- _Prompt_: Every entry needs to be printed exactly, please.

- _Records shown_:
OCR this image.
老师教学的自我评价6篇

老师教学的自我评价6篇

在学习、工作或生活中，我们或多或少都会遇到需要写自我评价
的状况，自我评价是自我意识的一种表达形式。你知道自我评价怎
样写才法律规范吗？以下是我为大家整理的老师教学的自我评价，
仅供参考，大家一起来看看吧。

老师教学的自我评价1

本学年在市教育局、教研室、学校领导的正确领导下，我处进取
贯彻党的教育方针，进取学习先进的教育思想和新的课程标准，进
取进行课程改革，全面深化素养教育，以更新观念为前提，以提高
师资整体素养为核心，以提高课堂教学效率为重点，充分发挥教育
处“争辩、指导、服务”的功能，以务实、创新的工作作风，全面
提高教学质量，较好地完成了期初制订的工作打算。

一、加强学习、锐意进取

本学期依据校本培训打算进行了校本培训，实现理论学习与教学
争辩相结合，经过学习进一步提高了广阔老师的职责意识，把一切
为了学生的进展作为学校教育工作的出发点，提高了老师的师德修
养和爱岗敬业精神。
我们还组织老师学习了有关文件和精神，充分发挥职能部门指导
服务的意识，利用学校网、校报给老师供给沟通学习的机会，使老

- _Task response_:
OCR this image.
老师教学的自我评价6篇

老师教学的自我评价6篇

在学习、工作或生活中，我们或多或少都会遇到需要写自我评价
的状况，自我评价是自我意识的一种表达形式。你知道自我评价怎
样写才法律规范吗？以下是我为大家整理的老师教学的自我评价，
仅供参考，大家一起来看看吧。

老师教学的自我评价1

本学年在市教育局、教研室、学校领导的正确领导下，我处进取
贯彻党的教育方针，进取学习先进的教育思想和新的课程标准，进
取进行课程改革，全面深化素养教育，以更新观念为前提，以提高
师资整体素养为核心，以提高课堂教学效率为重点，充分发挥教育
处“争辩、指导、服务”的功能，以务实、创新的工作作风，全面
提高教学质量，较好地完成了期初制订的工作打算。

一、加强学习、锐意进取

本学期依据校本培训打算进行了校本培训，实现理论学习与教学
争辩相结合，经过学习进一步提高了广阔老师的职责意识，把一切
为了学生的进展作为学校教育工作的出发点，提高了老师的师德修
养和爱岗敬业精神。
我们还组织老师学习了有关文件和精神，充分发挥职能部门指导
服务的意识，利用学校网、校报给老师供给沟通学习的机会，使老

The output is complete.